> [PROBLEM DESCRIPTION]: Bring together all lines of the material below that contain the string "Last".

***** RECORD LIST

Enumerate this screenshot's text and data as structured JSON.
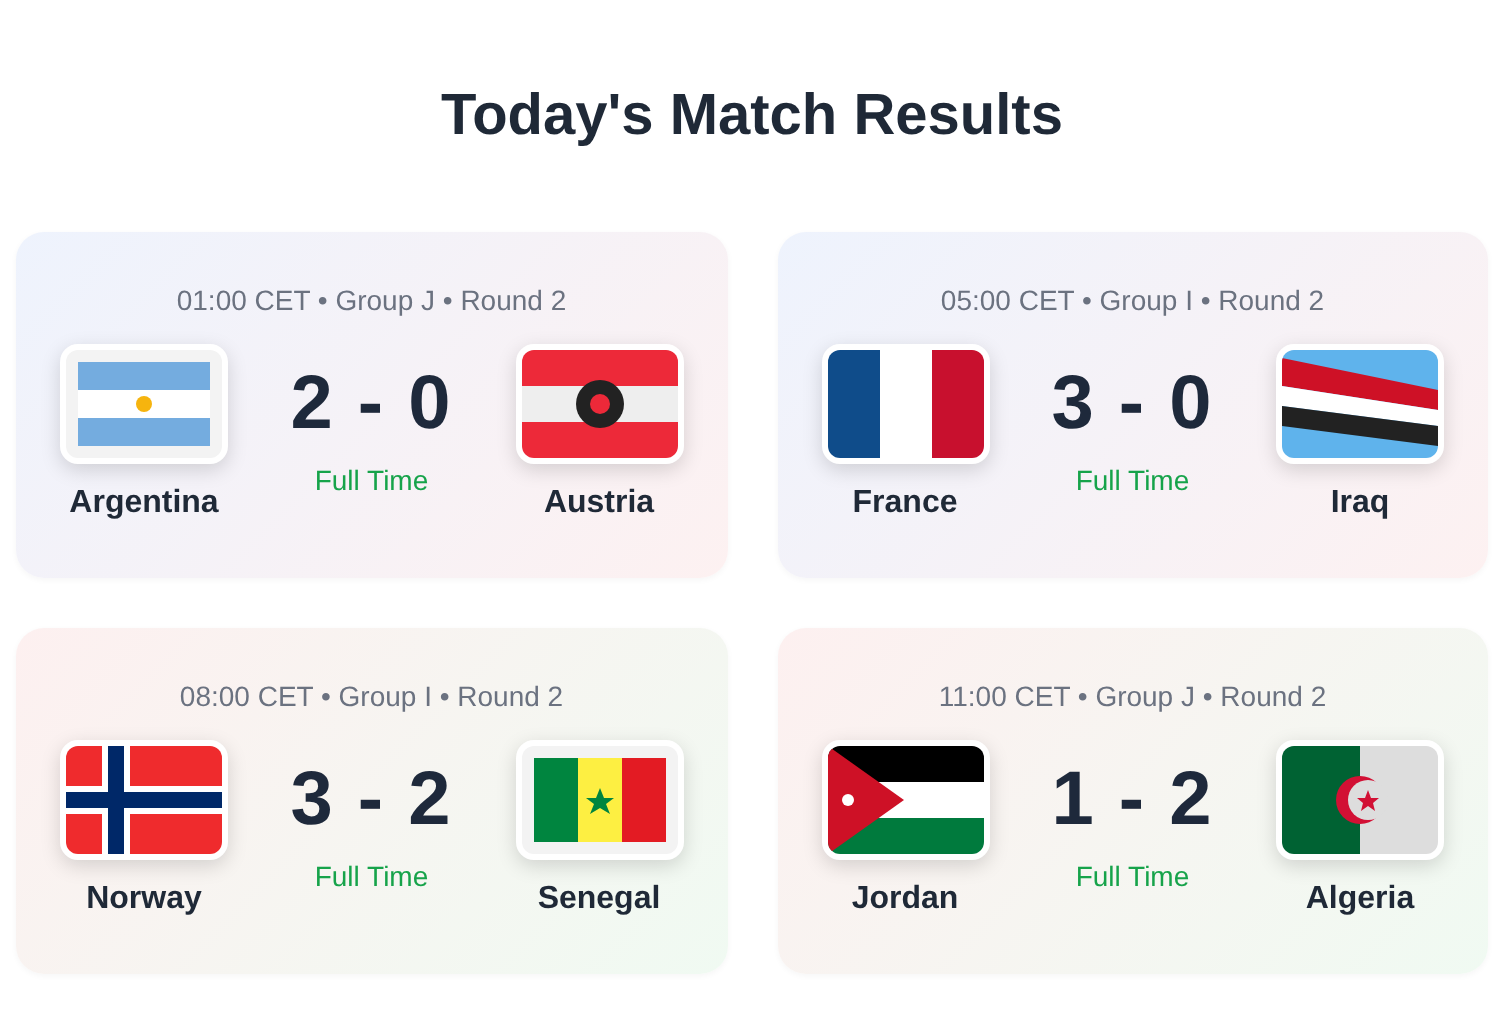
{
  "title": "Today's Match Results",
  "matches": [
    {
      "meta": "01:00 CET • Group J • Round 2",
      "home": "Argentina",
      "score": "2 - 0",
      "away": "Austria",
      "status": "Full Time"
    },
    {
      "meta": "05:00 CET • Group I • Round 2",
      "home": "France",
      "score": "3 - 0",
      "away": "Iraq",
      "status": "Full Time"
    },
    {
      "meta": "08:00 CET • Group I • Round 2",
      "home": "Norway",
      "score": "3 - 2",
      "away": "Senegal",
      "status": "Full Time"
    },
    {
      "meta": "11:00 CET • Group J • Round 2",
      "home": "Jordan",
      "score": "1 - 2",
      "away": "Algeria",
      "status": "Full Time"
    }
  ]
}
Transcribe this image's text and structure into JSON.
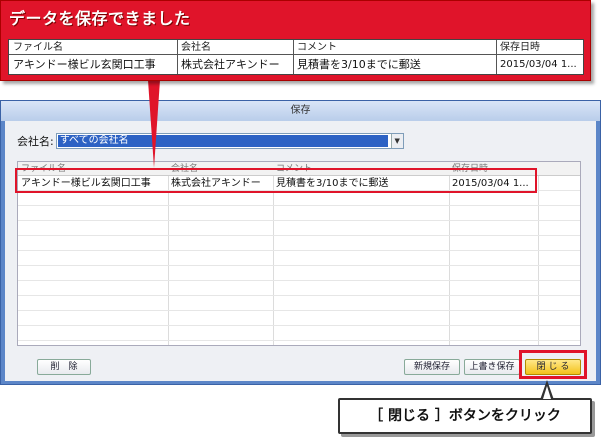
{
  "callout_top": {
    "title": "データを保存できました",
    "columns": [
      "ファイル名",
      "会社名",
      "コメント",
      "保存日時"
    ],
    "row": [
      "アキンドー様ビル玄関口工事",
      "株式会社アキンドー",
      "見積書を3/10までに郵送",
      "2015/03/04 1..."
    ]
  },
  "dialog": {
    "title": "保存",
    "company_label": "会社名:",
    "company_value": "すべての会社名",
    "grid": {
      "columns": [
        "ファイル名",
        "会社名",
        "コメント",
        "保存日時"
      ],
      "rows": [
        [
          "アキンドー様ビル玄関口工事",
          "株式会社アキンドー",
          "見積書を3/10までに郵送",
          "2015/03/04 1..."
        ]
      ]
    },
    "buttons": {
      "delete": "削　除",
      "new_save": "新規保存",
      "overwrite": "上書き保存",
      "close": "閉 じ る"
    }
  },
  "callout_bottom": {
    "text": "［ 閉じる ］ボタンをクリック"
  },
  "colors": {
    "highlight": "#e0142a",
    "dialog_frame": "#5c86c8",
    "selection": "#2d62c4",
    "close_button": "#f3c21a"
  }
}
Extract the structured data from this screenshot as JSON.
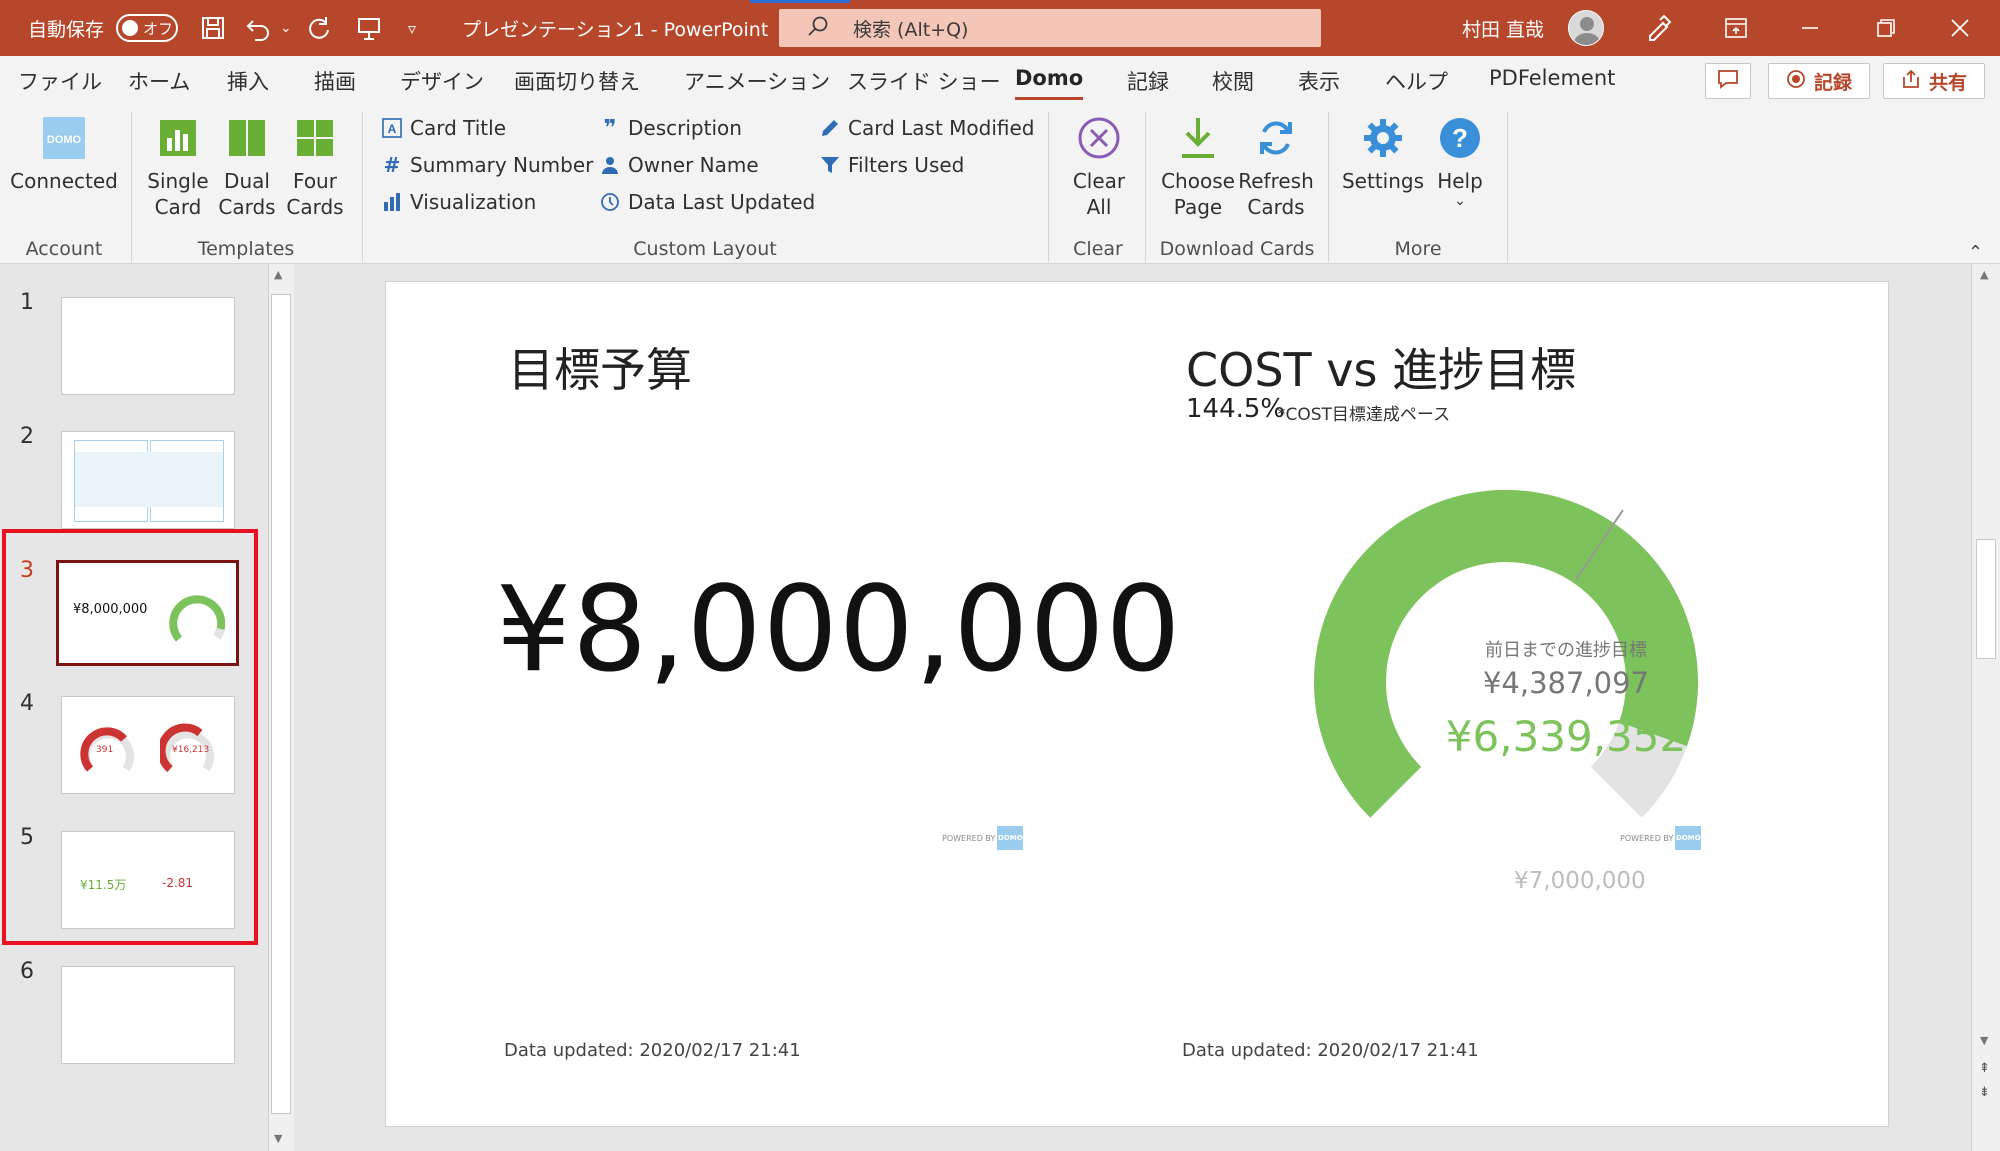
{
  "titlebar": {
    "autosave_label": "自動保存",
    "autosave_state": "オフ",
    "document_title": "プレゼンテーション1  -  PowerPoint",
    "search_placeholder": "検索 (Alt+Q)",
    "user_name": "村田 直哉"
  },
  "tabs": [
    "ファイル",
    "ホーム",
    "挿入",
    "描画",
    "デザイン",
    "画面切り替え",
    "アニメーション",
    "スライド ショー",
    "Domo",
    "記録",
    "校閲",
    "表示",
    "ヘルプ",
    "PDFelement"
  ],
  "active_tab": "Domo",
  "tab_buttons": {
    "record": "記録",
    "share": "共有"
  },
  "ribbon": {
    "account": {
      "connected": "Connected",
      "group": "Account"
    },
    "templates": {
      "single": [
        "Single",
        "Card"
      ],
      "dual": [
        "Dual",
        "Cards"
      ],
      "four": [
        "Four",
        "Cards"
      ],
      "group": "Templates"
    },
    "custom_layout": {
      "card_title": "Card Title",
      "summary_number": "Summary Number",
      "visualization": "Visualization",
      "description": "Description",
      "owner_name": "Owner Name",
      "data_last_updated": "Data Last Updated",
      "card_last_modified": "Card Last Modified",
      "filters_used": "Filters Used",
      "group": "Custom Layout"
    },
    "clear": {
      "clear_all": [
        "Clear",
        "All"
      ],
      "group": "Clear"
    },
    "download": {
      "choose_page": [
        "Choose",
        "Page"
      ],
      "refresh_cards": [
        "Refresh",
        "Cards"
      ],
      "group": "Download Cards"
    },
    "more": {
      "settings": "Settings",
      "help": "Help",
      "group": "More"
    }
  },
  "slides": [
    {
      "num": "1"
    },
    {
      "num": "2"
    },
    {
      "num": "3",
      "current": true
    },
    {
      "num": "4"
    },
    {
      "num": "5"
    },
    {
      "num": "6"
    }
  ],
  "thumb3": {
    "value": "¥8,000,000"
  },
  "thumb4": {
    "left_value": "391",
    "right_value": "¥16,213"
  },
  "thumb5": {
    "left_value": "¥11.5万",
    "right_value": "-2.81"
  },
  "slide": {
    "left_title": "目標予算",
    "big_number": "¥8,000,000",
    "right_title": "COST vs 進捗目標",
    "summary_value": "144.5%",
    "summary_desc": "*COST目標達成ペース",
    "gauge": {
      "label": "前日までの進捗目標",
      "target": "¥4,387,097",
      "value_text": "¥6,339,352",
      "max_label": "¥7,000,000",
      "value": 6339352,
      "target_value": 4387097,
      "max": 7000000,
      "color_fill": "#7dc35b",
      "color_track": "#e3e3e3"
    },
    "powered_by": "POWERED BY",
    "domo_logo": "DOMO",
    "left_updated": "Data updated: 2020/02/17 21:41",
    "right_updated": "Data updated: 2020/02/17 21:41"
  },
  "colors": {
    "accent": "#b7472a",
    "domo_blue": "#99ccee",
    "green": "#6aaf35",
    "selection": "#e81123"
  }
}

**********

> [IN RESPONSE]:
      "data_last_updated": "Data Last Updated",
      "card_last_modified": "Card Last Modified",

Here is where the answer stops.